PROVIDED RECORDS.

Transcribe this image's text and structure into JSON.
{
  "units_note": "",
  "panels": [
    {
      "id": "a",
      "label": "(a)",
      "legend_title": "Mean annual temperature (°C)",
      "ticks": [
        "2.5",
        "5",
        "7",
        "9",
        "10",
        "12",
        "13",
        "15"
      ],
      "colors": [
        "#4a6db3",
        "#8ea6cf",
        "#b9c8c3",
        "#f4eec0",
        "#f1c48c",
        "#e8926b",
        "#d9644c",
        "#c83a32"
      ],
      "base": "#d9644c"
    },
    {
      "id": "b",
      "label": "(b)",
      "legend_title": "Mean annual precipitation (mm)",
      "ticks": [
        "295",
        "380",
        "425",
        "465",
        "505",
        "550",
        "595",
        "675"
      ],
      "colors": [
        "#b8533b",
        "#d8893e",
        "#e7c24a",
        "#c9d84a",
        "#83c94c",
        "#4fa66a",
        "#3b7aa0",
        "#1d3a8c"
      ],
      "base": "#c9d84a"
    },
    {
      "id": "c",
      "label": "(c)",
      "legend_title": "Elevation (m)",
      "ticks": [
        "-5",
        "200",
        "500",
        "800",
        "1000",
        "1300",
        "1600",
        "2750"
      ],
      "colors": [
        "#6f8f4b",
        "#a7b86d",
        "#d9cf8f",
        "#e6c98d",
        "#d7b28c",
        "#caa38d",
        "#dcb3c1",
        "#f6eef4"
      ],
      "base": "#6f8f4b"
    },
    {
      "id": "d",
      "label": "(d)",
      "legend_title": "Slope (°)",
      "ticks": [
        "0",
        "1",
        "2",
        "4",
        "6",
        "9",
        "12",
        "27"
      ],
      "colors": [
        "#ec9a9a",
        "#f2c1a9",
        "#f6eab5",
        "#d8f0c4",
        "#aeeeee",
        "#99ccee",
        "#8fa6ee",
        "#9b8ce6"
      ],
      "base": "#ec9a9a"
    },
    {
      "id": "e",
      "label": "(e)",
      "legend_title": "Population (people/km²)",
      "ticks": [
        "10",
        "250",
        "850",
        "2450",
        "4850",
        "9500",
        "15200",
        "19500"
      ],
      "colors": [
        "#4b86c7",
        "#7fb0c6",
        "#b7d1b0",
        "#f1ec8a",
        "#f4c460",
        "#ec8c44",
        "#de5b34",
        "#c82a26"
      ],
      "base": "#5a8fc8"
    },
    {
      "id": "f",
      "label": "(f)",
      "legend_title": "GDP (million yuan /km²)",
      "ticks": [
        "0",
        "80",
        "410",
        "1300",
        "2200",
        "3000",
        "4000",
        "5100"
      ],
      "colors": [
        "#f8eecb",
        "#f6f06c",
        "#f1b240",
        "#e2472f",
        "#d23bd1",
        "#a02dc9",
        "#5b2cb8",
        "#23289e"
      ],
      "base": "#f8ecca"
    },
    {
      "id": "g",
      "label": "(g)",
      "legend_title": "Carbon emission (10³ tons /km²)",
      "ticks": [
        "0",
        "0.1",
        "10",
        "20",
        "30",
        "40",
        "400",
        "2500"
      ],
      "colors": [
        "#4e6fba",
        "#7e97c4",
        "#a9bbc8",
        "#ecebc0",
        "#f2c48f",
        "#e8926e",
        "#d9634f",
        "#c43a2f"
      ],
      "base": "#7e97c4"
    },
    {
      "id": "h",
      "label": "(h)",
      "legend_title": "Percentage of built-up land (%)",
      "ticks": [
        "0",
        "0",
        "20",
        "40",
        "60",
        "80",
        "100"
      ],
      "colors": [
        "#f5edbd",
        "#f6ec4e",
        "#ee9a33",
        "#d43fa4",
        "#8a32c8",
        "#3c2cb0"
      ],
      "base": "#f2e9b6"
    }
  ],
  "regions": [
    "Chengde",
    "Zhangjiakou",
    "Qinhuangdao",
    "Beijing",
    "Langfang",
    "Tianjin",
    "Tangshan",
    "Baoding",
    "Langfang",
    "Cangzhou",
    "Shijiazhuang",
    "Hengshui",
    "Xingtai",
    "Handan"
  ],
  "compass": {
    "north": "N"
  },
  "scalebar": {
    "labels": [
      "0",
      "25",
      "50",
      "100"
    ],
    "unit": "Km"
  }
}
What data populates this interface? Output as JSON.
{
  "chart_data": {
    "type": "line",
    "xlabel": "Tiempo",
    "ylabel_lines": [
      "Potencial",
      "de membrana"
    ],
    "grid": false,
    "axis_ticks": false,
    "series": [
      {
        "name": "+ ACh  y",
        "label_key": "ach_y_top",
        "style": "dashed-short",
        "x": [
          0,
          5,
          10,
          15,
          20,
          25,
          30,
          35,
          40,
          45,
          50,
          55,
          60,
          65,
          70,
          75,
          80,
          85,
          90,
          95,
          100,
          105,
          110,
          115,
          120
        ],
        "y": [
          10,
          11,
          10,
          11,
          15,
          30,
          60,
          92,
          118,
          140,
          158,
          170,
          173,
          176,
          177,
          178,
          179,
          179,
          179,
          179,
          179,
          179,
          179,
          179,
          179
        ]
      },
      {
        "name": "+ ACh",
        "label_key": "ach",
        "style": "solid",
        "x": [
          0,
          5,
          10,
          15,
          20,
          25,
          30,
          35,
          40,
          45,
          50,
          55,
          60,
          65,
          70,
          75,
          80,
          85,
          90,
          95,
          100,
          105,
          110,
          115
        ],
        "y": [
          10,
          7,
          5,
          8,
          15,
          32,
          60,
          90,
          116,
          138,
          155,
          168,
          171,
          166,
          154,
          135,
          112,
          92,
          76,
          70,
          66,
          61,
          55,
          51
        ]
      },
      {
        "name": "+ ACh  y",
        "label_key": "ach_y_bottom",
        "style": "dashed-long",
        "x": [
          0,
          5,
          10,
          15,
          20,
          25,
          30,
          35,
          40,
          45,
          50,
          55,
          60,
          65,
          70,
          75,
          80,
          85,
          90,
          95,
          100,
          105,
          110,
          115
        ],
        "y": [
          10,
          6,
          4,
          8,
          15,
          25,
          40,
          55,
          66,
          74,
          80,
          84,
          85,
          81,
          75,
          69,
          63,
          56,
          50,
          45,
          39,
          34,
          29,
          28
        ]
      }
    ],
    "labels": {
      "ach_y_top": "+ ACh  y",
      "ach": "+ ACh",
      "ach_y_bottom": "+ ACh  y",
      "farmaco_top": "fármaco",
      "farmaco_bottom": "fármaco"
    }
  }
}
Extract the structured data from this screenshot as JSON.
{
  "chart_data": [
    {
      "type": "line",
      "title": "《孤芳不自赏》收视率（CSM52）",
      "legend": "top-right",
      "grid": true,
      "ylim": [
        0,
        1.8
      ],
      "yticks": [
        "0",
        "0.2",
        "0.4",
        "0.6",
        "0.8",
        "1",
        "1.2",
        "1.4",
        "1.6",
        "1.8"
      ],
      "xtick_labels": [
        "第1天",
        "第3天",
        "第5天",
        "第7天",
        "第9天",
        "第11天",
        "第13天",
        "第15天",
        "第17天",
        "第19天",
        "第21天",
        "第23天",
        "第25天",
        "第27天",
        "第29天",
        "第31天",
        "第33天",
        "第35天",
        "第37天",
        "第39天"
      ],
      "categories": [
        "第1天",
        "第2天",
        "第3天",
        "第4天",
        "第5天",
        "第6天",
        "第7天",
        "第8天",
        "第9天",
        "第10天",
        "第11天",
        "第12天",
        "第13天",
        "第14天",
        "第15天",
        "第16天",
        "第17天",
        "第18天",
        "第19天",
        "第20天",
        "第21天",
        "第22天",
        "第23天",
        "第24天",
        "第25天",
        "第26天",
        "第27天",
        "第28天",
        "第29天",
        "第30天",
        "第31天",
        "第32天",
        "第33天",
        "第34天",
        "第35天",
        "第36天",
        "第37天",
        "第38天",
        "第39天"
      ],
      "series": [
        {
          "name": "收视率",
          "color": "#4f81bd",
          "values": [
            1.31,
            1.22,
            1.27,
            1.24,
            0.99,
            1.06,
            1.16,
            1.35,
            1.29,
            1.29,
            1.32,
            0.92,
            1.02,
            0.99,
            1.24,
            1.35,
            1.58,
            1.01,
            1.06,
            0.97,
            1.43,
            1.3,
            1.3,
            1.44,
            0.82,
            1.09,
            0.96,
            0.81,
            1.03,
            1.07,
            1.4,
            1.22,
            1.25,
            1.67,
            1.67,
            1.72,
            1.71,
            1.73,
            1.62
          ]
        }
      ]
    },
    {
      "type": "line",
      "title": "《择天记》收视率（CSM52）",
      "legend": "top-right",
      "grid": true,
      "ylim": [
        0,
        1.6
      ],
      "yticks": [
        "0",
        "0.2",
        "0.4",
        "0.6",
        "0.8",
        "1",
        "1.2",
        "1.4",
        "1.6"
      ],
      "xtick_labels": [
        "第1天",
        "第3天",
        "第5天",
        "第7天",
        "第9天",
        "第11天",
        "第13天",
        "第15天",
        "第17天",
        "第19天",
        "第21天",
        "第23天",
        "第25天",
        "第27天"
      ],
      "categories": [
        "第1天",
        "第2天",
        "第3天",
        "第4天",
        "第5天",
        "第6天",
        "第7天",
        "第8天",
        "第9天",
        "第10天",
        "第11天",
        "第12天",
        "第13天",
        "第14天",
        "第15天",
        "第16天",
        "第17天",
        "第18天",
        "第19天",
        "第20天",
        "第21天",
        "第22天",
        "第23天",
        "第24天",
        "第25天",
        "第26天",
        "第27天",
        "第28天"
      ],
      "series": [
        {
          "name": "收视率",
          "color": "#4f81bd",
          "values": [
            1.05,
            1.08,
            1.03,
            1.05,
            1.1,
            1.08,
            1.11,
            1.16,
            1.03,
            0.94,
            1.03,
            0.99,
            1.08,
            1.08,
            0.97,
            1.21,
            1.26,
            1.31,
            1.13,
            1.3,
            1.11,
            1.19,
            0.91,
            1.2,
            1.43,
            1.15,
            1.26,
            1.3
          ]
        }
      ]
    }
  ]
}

SET EXERCISE. Every line that holds the word "style" should be extracted.

RESULT FOR THIS EXERCISE.
        "style": "dashed-short",
        "style": "solid",
        "style": "dashed-long",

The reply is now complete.